=== Dataset extract ===
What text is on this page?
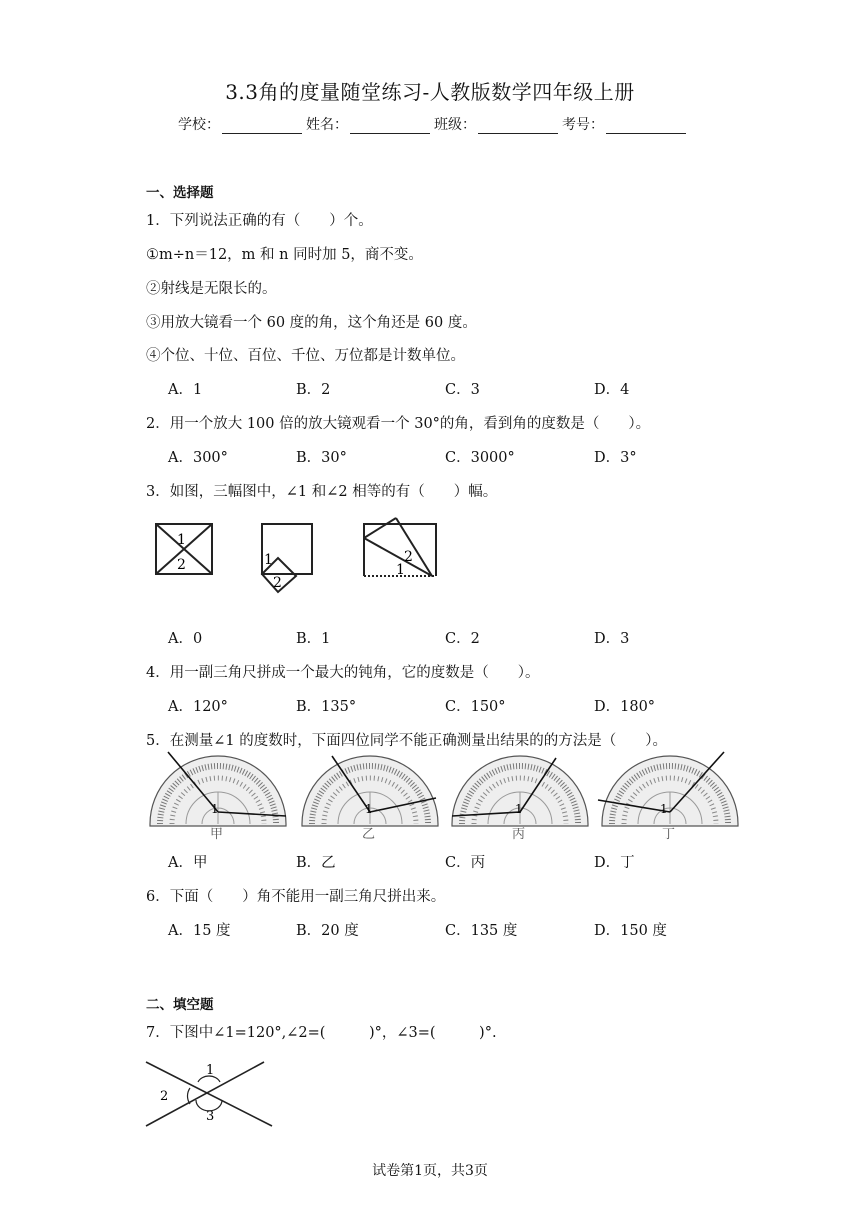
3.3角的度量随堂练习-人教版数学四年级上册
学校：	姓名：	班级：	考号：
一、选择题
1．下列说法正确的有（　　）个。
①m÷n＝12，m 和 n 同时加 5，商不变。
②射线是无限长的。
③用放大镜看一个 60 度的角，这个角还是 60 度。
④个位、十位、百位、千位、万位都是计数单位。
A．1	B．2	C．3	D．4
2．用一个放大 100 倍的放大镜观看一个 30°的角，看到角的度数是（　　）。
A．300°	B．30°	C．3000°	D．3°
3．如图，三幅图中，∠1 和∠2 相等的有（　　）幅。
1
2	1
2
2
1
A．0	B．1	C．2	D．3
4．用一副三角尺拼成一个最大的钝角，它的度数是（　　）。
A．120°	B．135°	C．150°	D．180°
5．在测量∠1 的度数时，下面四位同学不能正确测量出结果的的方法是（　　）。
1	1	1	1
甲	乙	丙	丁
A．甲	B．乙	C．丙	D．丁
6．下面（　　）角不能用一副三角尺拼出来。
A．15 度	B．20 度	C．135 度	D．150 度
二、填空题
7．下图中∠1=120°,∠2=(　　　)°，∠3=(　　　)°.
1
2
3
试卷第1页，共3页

=== Problem to solve ===
A faithful copy of the records above is needed, with the pictures left out.

=== Written response ===
What text is on this page?
3.3角的度量随堂练习-人教版数学四年级上册
学校：	姓名：	班级：	考号：
一、选择题
1．下列说法正确的有（　　）个。
①m÷n＝12，m 和 n 同时加 5，商不变。
②射线是无限长的。
③用放大镜看一个 60 度的角，这个角还是 60 度。
④个位、十位、百位、千位、万位都是计数单位。
A．1	B．2	C．3	D．4
2．用一个放大 100 倍的放大镜观看一个 30°的角，看到角的度数是（　　）。
A．300°	B．30°	C．3000°	D．3°
3．如图，三幅图中，∠1 和∠2 相等的有（　　）幅。
1
2	1
2
2
1
A．0	B．1	C．2	D．3
4．用一副三角尺拼成一个最大的钝角，它的度数是（　　）。
A．120°	B．135°	C．150°	D．180°
5．在测量∠1 的度数时，下面四位同学不能正确测量出结果的的方法是（　　）。
1	1	1	1
甲	乙	丙	丁
A．甲	B．乙	C．丙	D．丁
6．下面（　　）角不能用一副三角尺拼出来。
A．15 度	B．20 度	C．135 度	D．150 度
二、填空题
7．下图中∠1=120°,∠2=(　　　)°，∠3=(　　　)°.
1
2
3
试卷第1页，共3页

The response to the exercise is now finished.